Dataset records
◆ ◆ ◆ ◆ ◆

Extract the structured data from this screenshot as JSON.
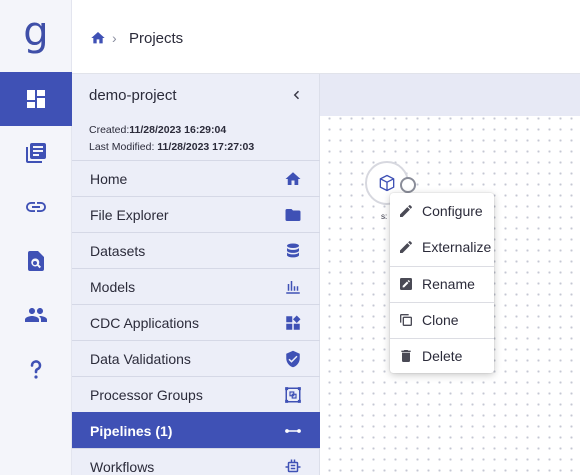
{
  "app": {
    "logo_letter": "g",
    "rail_icons": [
      "dashboard-icon",
      "library-books-icon",
      "link-icon",
      "document-search-icon",
      "people-icon",
      "help-icon"
    ],
    "accent_color": "#3f51b5"
  },
  "breadcrumb": {
    "items": [
      "Projects"
    ]
  },
  "project": {
    "name": "demo-project",
    "created_label": "Created:",
    "created_value": "11/28/2023 16:29:04",
    "modified_label": "Last Modified:",
    "modified_value": "11/28/2023 17:27:03"
  },
  "nav": {
    "items": [
      {
        "label": "Home",
        "icon": "home-icon"
      },
      {
        "label": "File Explorer",
        "icon": "folder-icon"
      },
      {
        "label": "Datasets",
        "icon": "database-icon"
      },
      {
        "label": "Models",
        "icon": "bar-chart-icon"
      },
      {
        "label": "CDC Applications",
        "icon": "widgets-icon"
      },
      {
        "label": "Data Validations",
        "icon": "verified-shield-icon"
      },
      {
        "label": "Processor Groups",
        "icon": "group-nodes-icon"
      },
      {
        "label": "Pipelines  (1)",
        "icon": "pipeline-connector-icon",
        "active": true
      },
      {
        "label": "Workflows",
        "icon": "workflow-icon"
      }
    ]
  },
  "canvas": {
    "node_label": "s:",
    "context_menu": [
      {
        "label": "Configure",
        "icon": "pencil-icon"
      },
      {
        "label": "Externalize",
        "icon": "pencil-icon"
      },
      {
        "label": "Rename",
        "icon": "rename-icon"
      },
      {
        "label": "Clone",
        "icon": "clone-icon"
      },
      {
        "label": "Delete",
        "icon": "trash-icon"
      }
    ]
  }
}
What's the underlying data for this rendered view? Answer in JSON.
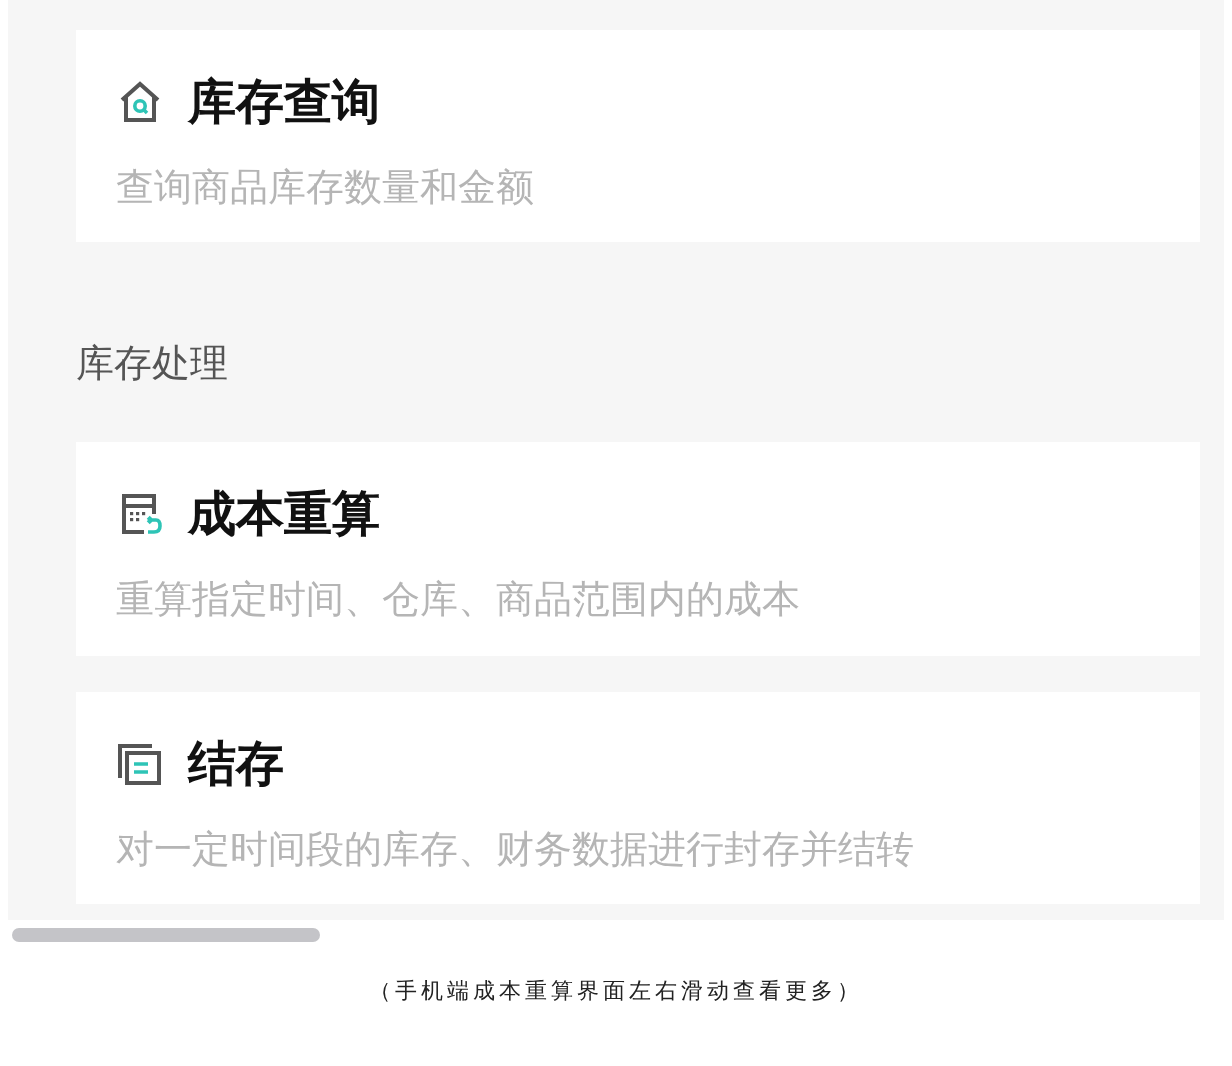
{
  "cards_top": [
    {
      "kind": "query",
      "title": "库存查询",
      "description": "查询商品库存数量和金额"
    }
  ],
  "section": {
    "title": "库存处理"
  },
  "cards": [
    {
      "kind": "recalc",
      "title": "成本重算",
      "description": "重算指定时间、仓库、商品范围内的成本"
    },
    {
      "kind": "close",
      "title": "结存",
      "description": "对一定时间段的库存、财务数据进行封存并结转"
    }
  ],
  "caption": "（手机端成本重算界面左右滑动查看更多）"
}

◆ ◆ ◆ ◆ ◆

The string "JSON" may appear in lines of the listing above; tally those lines and give the number only.

RESPONSE:
2